■ **WORK REQUIRED**
Look through the data below and return each line where "Serialization" appears.

■ **STORED RECORDS**

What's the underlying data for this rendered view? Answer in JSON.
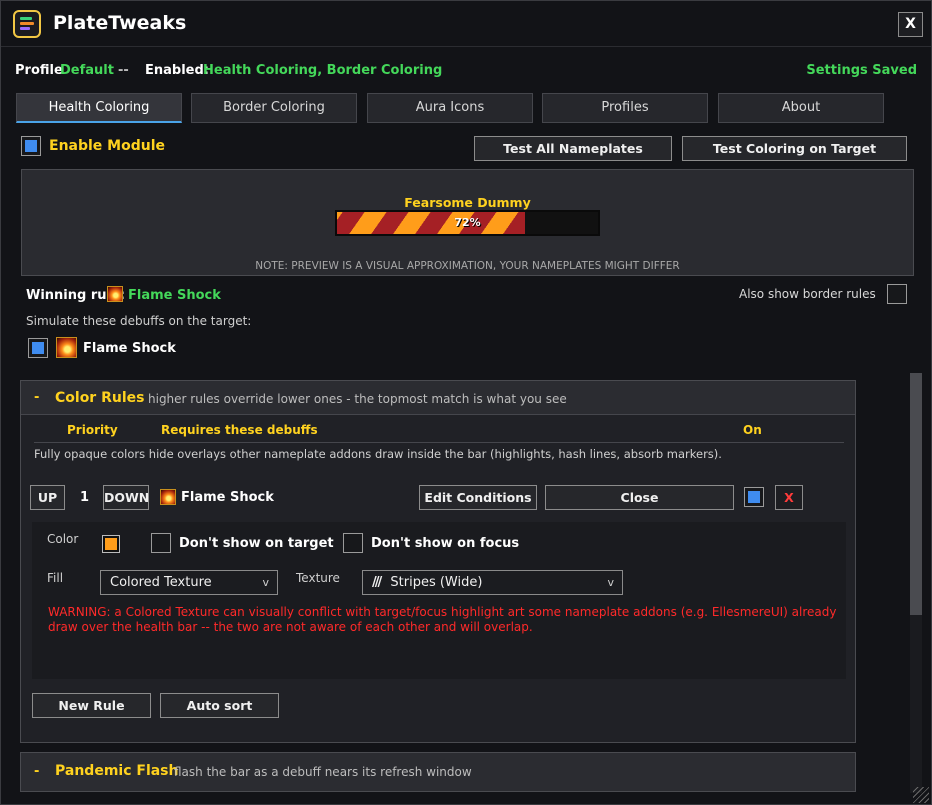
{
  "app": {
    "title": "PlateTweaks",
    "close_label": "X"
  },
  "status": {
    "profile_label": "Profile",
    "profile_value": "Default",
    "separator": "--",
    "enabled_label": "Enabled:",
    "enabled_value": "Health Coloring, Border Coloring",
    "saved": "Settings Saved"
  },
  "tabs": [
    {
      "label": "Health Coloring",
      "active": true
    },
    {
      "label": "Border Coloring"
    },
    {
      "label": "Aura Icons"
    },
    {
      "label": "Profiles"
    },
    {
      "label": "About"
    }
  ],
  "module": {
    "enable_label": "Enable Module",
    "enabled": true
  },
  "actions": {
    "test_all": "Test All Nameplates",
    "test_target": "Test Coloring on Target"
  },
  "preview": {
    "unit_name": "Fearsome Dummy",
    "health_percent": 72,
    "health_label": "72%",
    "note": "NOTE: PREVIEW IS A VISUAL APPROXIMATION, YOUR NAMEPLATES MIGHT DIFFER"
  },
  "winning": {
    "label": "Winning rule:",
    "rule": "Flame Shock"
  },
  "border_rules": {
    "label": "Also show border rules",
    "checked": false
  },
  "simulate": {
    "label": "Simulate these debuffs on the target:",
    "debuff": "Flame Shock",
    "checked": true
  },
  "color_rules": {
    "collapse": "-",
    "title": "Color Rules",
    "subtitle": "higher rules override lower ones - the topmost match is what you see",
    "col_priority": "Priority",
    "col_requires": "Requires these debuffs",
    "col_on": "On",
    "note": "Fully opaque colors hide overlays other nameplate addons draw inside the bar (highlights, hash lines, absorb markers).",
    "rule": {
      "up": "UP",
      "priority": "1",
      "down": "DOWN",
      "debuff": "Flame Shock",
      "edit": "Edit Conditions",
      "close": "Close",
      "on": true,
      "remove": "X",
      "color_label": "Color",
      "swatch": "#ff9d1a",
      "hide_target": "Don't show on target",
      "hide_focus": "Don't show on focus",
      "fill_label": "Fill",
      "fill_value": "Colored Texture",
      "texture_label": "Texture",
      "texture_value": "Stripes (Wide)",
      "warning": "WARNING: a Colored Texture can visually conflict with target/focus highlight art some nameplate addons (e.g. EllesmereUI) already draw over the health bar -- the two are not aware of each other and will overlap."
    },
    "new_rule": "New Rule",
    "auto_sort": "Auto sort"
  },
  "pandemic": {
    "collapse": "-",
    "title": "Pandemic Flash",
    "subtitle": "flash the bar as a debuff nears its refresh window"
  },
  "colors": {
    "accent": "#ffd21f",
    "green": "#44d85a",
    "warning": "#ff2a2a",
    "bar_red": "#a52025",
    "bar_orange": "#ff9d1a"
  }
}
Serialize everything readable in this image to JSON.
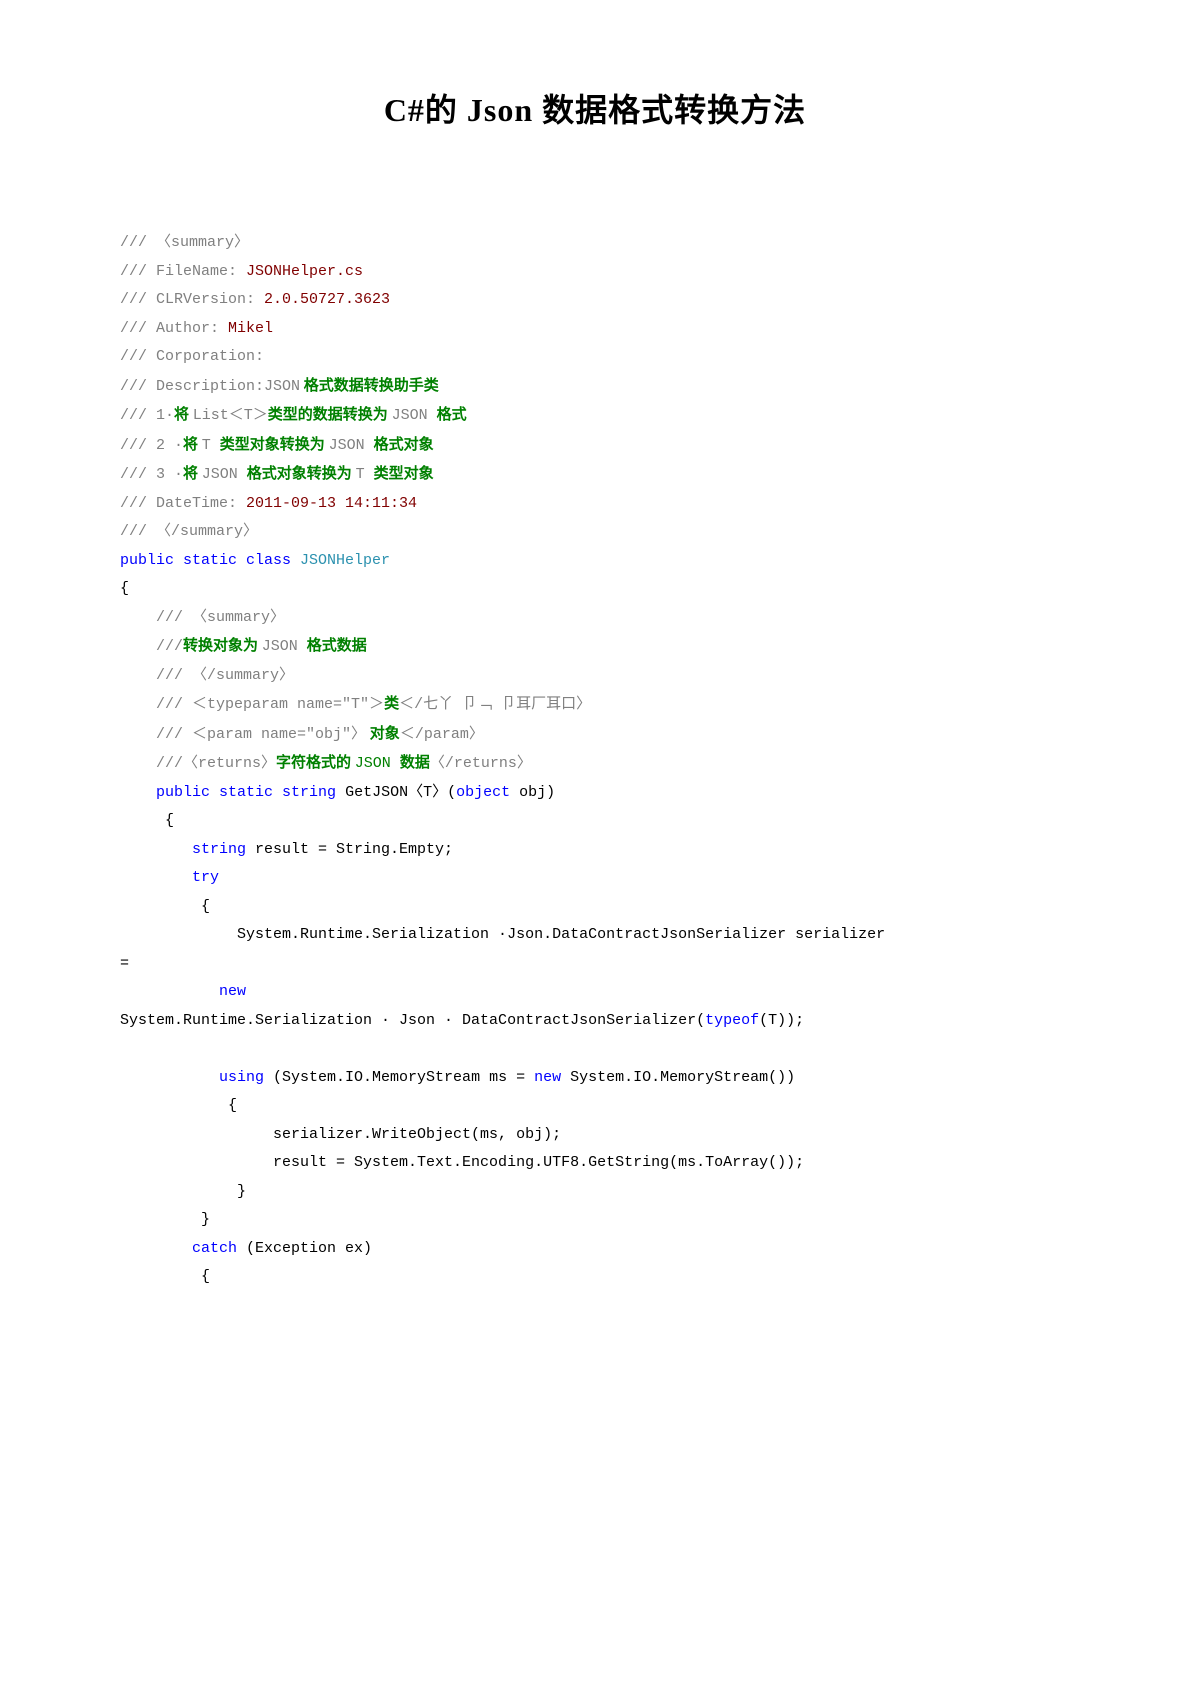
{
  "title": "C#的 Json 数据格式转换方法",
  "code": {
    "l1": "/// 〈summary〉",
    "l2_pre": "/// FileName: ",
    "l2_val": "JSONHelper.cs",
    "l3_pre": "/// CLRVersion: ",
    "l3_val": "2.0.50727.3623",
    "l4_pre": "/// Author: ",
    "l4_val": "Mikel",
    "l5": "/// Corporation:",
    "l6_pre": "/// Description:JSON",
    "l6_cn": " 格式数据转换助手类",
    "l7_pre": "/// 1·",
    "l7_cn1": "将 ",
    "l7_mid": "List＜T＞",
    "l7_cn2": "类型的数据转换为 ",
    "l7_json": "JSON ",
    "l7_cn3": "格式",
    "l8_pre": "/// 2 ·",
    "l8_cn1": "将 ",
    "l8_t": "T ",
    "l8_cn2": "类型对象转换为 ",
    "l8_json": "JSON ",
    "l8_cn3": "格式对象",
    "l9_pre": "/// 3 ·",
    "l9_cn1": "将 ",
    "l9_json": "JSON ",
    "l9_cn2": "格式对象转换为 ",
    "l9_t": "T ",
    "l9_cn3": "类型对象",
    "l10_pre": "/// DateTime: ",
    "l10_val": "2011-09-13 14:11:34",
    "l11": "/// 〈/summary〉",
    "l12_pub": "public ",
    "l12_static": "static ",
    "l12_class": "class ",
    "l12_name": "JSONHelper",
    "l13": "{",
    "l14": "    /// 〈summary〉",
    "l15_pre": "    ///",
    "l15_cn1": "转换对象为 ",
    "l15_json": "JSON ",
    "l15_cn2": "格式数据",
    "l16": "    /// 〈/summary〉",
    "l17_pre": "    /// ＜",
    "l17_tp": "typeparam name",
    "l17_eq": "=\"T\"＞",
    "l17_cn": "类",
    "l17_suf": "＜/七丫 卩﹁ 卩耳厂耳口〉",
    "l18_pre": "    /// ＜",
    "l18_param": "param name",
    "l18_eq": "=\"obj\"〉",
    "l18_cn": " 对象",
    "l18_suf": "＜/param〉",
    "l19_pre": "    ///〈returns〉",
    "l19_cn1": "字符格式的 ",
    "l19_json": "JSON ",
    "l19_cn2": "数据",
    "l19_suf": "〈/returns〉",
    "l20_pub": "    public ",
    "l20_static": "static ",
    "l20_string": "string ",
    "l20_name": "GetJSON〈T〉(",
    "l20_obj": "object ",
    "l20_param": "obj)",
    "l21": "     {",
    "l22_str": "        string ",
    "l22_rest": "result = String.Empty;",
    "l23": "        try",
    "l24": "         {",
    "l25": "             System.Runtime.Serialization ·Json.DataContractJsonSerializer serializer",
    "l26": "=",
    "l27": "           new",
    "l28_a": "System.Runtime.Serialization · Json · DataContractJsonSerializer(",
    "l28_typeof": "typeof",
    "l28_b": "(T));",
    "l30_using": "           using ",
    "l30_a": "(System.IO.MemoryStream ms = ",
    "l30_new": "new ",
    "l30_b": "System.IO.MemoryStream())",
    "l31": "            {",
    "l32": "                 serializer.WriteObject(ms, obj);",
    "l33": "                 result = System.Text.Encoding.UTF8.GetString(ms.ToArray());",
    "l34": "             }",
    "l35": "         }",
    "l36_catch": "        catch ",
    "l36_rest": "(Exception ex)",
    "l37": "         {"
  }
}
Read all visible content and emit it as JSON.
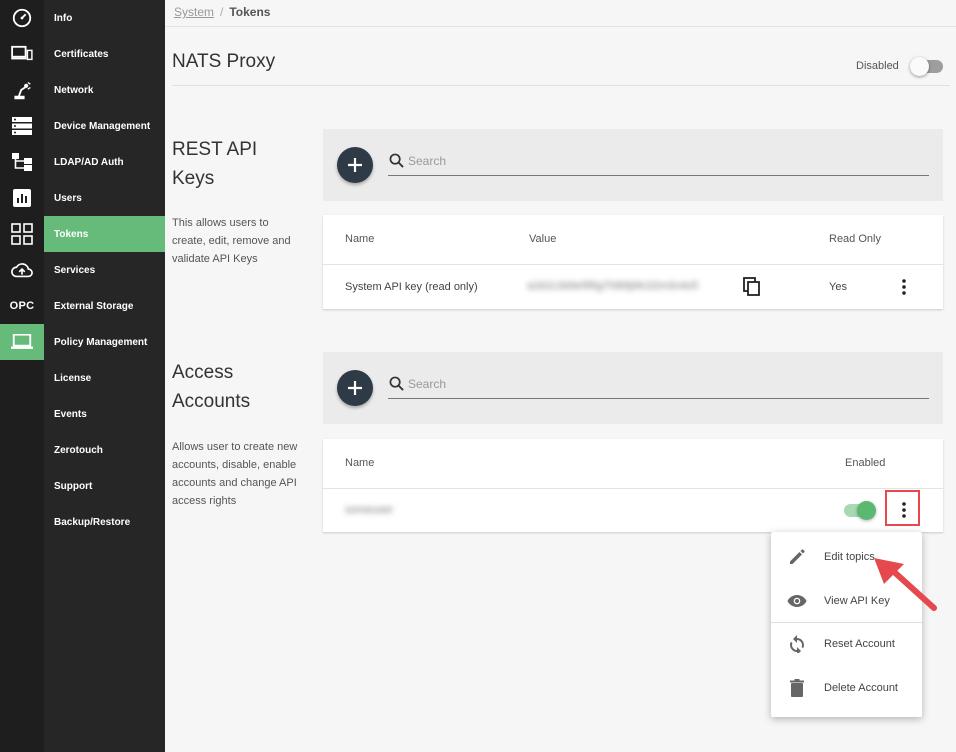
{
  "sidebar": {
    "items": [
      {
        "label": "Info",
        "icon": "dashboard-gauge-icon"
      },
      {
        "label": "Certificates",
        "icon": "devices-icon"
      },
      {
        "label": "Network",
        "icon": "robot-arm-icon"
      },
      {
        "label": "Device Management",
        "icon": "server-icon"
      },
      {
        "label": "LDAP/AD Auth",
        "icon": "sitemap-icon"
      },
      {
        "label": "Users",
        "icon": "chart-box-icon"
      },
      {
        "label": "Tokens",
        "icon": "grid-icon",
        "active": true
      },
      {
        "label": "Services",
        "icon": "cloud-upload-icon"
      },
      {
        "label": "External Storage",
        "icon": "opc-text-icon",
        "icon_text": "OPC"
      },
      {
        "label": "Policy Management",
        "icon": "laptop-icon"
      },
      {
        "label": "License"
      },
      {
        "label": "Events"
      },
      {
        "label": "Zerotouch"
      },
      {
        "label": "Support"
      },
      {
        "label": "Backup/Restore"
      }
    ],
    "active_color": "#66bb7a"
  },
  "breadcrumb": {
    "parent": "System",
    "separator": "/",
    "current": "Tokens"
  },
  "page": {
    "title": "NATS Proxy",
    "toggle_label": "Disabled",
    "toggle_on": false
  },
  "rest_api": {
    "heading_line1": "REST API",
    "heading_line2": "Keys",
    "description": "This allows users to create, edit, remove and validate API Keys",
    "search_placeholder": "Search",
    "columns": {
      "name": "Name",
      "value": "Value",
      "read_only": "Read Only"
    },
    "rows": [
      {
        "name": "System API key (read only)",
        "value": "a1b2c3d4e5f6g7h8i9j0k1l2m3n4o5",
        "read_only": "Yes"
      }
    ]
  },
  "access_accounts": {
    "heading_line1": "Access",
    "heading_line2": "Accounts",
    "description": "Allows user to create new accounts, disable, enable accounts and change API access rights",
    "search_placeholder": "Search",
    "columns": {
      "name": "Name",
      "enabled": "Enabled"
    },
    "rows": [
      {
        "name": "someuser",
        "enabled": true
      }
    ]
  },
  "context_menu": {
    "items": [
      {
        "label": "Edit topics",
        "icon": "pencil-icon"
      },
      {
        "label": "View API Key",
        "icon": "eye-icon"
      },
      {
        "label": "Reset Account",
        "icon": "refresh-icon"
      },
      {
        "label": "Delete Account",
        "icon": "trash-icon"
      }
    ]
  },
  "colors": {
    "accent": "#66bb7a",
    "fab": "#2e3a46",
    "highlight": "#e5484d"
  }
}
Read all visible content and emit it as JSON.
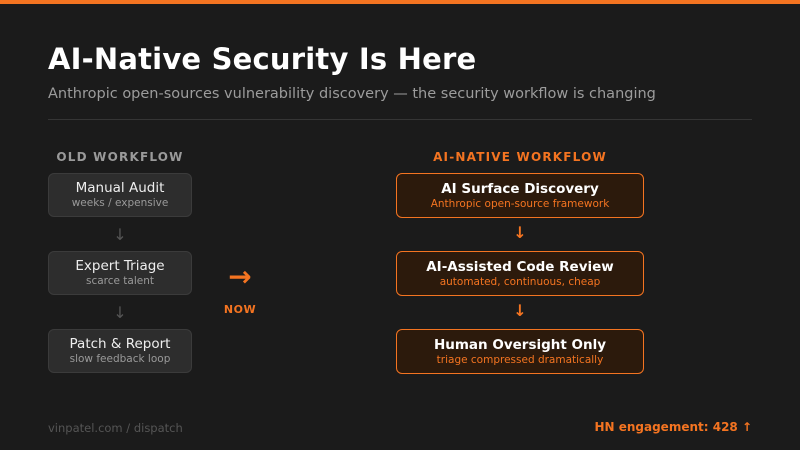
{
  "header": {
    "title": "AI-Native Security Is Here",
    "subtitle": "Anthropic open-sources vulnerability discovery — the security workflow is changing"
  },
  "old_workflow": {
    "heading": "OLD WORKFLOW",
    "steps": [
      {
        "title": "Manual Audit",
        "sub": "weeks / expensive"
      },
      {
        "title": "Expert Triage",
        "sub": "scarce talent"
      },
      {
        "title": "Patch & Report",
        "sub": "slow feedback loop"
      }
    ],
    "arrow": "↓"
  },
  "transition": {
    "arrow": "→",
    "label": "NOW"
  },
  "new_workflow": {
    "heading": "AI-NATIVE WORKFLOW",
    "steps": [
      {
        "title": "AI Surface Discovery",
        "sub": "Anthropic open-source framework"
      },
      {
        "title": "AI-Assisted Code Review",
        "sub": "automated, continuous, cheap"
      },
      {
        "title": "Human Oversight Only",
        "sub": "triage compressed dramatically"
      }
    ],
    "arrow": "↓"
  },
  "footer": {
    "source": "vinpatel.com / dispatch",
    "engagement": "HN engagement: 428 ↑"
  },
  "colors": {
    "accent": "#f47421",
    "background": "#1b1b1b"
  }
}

■ **SOLUTION TO THIS PROBLEM**
    "l25": "             System.Runtime.Serialization ·Json.DataContractJsonSerializer serializer",
    "l28_a": "System.Runtime.Serialization · Json · DataContractJsonSerializer(",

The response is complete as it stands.